Especial

por Cláudio Bueno da Silva

Centros de cultura espiritual

Considerando-se os novos tempos e as mudanças que o progresso traz à sociedade, pode-se perguntar se o modelo de centro espírita que se conhece hoje está apto a responder satisfatoriamente às muitas questões que se apresentam na vida moderna.

Sabe-se que o período que atravessamos exige atitudes efetivas de mudança mental e comportamental e que isso só é possível na medida em que se compreendam a causa e as consequências dos problemas que nos afetam. O centro espírita, como disseminador dos princípios do Espiritismo, é chamado a contribuir com seus esclarecimentos.

-------------------------

#### [OBJETIVO DA TAREFA]
No texto sobre centros de cultura espiritual, com o que o centro espírita é chamado a contribuir?

#### [INFORMAÇÕES FORNECIDAS]

-------------------------

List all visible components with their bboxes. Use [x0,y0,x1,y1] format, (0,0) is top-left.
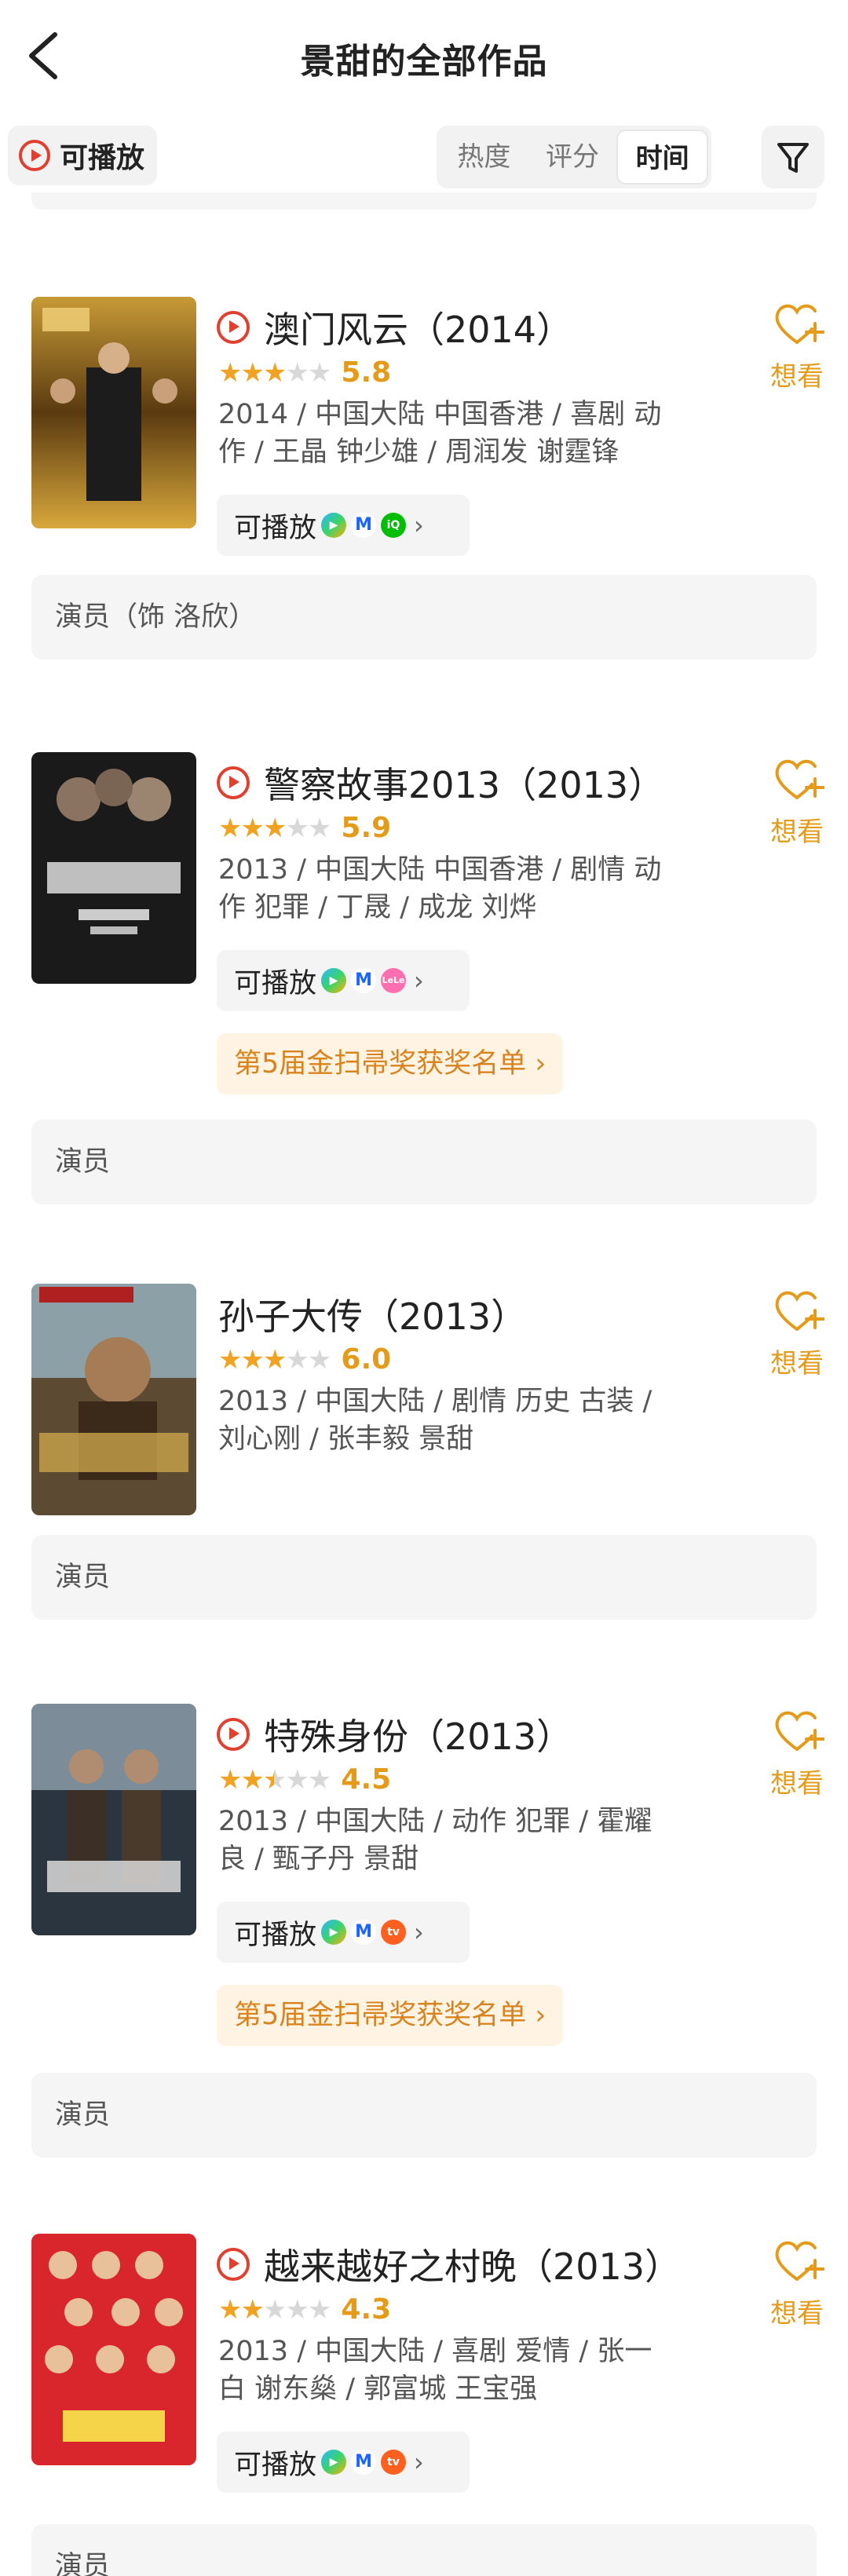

-------------------------

#### [TAREFA CONCLUÍDA]
Com seus esclarecimentos, como disseminador dos princípios do Espiritismo.